[Collection entries]
——————
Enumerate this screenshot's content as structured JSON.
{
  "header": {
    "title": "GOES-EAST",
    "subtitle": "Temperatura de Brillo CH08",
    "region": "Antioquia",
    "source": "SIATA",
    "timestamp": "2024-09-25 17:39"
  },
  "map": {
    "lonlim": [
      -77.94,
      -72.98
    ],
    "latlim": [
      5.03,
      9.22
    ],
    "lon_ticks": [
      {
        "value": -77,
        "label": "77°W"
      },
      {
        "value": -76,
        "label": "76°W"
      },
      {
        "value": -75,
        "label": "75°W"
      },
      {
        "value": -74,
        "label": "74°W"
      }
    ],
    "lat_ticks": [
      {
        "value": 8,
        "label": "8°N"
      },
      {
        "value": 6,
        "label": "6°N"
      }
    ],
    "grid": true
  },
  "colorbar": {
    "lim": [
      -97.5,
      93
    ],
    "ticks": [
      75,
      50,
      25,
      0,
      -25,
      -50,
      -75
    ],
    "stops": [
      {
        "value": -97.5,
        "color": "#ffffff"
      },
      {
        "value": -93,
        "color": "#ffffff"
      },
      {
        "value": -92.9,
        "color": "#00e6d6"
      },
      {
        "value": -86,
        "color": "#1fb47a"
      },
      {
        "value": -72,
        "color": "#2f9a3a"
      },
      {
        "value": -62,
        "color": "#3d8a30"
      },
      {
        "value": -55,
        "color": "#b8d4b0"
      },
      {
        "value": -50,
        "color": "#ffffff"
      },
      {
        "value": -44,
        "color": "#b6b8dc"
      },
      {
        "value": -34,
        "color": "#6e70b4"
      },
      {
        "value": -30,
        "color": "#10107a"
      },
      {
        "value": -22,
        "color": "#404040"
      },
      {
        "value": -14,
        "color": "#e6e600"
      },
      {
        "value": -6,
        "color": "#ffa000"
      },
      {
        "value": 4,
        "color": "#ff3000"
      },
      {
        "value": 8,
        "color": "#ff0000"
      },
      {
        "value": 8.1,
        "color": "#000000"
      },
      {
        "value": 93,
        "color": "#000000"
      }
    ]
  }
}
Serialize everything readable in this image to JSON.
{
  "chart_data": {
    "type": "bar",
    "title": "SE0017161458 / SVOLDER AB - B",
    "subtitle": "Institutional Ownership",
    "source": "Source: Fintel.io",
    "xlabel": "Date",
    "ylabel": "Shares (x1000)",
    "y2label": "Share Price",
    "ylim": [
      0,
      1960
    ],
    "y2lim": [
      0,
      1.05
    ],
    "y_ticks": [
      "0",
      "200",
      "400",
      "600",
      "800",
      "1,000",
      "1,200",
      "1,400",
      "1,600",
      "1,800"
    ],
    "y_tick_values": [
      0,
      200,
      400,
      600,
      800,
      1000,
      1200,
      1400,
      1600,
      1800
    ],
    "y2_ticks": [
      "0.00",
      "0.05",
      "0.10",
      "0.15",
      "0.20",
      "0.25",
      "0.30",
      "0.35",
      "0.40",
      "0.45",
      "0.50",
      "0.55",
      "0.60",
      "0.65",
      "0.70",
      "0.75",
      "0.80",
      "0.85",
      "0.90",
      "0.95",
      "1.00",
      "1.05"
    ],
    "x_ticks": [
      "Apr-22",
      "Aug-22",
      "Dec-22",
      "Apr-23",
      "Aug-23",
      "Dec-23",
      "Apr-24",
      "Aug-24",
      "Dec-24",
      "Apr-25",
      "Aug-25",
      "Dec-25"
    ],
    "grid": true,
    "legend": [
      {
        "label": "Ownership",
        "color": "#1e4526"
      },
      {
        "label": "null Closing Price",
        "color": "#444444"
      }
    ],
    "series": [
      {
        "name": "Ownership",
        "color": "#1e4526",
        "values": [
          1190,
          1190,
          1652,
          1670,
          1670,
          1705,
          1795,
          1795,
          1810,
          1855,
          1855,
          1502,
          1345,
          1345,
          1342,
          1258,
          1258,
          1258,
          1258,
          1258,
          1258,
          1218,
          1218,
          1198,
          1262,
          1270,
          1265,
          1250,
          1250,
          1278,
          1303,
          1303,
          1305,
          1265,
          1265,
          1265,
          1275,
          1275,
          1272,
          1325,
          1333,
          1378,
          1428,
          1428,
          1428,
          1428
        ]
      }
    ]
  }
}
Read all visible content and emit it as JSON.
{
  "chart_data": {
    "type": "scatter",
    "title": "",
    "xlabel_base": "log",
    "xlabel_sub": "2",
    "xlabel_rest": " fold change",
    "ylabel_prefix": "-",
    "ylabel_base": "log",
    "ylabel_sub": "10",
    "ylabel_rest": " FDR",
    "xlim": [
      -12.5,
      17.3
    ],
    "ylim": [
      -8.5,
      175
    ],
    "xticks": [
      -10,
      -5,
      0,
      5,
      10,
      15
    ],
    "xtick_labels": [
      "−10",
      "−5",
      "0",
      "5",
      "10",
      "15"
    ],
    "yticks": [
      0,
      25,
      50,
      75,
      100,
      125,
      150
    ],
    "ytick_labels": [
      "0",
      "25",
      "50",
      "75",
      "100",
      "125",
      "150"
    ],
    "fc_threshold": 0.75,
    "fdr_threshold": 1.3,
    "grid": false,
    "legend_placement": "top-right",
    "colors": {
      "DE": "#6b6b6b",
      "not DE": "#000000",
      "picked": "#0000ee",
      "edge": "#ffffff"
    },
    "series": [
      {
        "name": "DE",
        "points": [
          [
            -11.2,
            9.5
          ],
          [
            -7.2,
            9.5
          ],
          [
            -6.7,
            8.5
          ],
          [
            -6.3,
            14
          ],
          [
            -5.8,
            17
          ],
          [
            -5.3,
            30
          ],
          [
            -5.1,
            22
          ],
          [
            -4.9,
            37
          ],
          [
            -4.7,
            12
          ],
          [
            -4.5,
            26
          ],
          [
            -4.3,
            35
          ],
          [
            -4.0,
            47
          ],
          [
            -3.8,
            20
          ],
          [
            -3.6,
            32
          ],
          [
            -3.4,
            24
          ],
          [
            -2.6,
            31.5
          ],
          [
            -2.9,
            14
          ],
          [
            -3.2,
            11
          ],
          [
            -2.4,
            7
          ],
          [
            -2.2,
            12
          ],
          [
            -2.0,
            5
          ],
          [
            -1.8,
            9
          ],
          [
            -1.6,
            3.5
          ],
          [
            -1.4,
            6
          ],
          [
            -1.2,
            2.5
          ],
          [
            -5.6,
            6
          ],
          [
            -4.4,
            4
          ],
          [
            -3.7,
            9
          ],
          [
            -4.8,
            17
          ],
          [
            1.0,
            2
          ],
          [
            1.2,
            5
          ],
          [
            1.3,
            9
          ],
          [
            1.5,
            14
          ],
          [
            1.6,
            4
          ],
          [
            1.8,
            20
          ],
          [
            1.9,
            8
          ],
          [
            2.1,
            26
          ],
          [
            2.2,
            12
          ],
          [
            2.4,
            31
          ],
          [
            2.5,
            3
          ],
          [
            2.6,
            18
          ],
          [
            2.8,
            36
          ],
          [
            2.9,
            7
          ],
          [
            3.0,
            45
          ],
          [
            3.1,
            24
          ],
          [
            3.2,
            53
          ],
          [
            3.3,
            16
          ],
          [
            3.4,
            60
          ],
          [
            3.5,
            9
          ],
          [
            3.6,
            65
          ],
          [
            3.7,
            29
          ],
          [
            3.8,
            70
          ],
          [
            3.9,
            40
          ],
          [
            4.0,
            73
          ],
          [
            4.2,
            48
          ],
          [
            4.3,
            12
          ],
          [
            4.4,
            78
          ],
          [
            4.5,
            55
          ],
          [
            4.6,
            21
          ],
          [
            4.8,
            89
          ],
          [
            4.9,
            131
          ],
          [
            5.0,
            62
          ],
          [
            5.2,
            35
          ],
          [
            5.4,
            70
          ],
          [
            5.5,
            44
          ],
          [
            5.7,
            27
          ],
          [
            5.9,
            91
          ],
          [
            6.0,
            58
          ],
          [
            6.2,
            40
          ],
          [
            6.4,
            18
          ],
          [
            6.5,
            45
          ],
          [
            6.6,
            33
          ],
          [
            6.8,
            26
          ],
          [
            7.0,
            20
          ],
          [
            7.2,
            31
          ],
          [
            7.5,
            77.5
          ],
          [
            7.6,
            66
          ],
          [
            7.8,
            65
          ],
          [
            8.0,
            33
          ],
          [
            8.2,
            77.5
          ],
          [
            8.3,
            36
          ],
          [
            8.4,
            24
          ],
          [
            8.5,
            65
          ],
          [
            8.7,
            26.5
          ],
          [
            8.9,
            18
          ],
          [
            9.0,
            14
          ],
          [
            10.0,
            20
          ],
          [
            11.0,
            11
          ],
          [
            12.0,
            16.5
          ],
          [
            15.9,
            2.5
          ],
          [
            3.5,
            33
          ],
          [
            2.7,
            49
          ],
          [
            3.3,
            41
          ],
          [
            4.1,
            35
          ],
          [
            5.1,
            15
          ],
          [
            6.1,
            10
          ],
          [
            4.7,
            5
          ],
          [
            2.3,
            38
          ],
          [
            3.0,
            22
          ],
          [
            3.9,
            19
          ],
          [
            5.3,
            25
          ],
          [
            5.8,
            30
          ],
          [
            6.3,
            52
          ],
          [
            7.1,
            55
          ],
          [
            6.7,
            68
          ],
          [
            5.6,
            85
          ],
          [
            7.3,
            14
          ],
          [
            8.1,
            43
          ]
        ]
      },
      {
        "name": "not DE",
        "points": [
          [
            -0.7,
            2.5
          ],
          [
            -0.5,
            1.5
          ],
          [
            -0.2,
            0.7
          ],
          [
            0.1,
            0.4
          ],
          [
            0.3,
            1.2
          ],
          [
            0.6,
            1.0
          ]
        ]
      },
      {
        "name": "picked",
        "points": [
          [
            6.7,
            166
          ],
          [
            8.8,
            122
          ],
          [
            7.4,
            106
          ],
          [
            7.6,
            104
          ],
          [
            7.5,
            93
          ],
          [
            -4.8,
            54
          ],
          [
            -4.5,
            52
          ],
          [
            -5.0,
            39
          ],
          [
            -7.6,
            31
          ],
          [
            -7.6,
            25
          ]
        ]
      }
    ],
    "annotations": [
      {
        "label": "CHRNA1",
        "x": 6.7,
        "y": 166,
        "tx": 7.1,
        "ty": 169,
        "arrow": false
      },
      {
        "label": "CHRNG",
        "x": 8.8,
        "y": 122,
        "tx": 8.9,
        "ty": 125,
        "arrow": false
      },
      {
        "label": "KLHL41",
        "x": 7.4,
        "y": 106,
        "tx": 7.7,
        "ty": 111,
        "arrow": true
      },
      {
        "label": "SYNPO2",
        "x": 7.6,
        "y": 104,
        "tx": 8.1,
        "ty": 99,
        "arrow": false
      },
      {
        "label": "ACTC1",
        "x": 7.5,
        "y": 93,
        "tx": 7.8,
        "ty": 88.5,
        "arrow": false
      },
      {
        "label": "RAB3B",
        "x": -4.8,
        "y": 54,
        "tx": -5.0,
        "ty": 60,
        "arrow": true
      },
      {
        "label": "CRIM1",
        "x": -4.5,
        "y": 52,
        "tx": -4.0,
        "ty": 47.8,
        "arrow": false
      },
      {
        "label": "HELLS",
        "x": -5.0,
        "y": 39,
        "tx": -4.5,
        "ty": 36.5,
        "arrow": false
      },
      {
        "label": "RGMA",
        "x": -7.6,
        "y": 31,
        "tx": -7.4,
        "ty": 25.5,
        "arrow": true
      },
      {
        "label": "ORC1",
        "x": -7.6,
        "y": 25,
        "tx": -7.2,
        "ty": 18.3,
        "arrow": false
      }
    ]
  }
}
——————
» Instruction:
Choose all lines containing the string "subtitle" and copy them out.

» Finished answer:
    "subtitle": "Temperatura de Brillo CH08",
    "subtitle": "Institutional Ownership",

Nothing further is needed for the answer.